§ **Exercise task**
Gather up every line from the entries below that uses the word "zjištěna".

(Extracted data entries)

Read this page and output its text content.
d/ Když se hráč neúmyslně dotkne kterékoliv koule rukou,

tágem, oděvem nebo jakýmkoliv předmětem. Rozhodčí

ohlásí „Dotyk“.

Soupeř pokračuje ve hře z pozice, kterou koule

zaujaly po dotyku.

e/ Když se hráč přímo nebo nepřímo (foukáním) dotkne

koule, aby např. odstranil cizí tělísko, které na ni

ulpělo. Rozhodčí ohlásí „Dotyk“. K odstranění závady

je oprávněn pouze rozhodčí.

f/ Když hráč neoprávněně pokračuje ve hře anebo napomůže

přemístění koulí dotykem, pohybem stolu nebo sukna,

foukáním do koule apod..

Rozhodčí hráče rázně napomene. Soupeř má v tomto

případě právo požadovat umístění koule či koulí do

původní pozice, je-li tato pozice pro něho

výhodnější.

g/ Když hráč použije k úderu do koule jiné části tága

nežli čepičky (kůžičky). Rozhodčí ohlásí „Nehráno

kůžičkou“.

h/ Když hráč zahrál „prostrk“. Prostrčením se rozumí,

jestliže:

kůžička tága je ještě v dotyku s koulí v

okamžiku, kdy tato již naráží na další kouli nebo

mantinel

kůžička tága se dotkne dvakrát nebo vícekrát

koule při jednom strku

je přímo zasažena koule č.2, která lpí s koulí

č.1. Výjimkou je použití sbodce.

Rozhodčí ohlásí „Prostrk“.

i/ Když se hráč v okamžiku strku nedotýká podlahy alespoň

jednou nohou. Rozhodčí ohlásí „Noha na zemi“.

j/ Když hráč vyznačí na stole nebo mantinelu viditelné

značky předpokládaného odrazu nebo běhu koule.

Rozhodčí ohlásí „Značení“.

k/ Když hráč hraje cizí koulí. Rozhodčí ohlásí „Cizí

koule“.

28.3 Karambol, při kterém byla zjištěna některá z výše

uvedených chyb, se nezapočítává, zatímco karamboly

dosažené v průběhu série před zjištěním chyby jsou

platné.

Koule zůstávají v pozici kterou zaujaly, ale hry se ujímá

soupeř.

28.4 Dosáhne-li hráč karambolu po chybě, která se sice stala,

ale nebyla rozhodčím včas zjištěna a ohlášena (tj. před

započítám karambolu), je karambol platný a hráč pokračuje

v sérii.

§ **Answer to the task**
28.3 Karambol, při kterém byla zjištěna některá z výše
ale nebyla rozhodčím včas zjištěna a ohlášena (tj. před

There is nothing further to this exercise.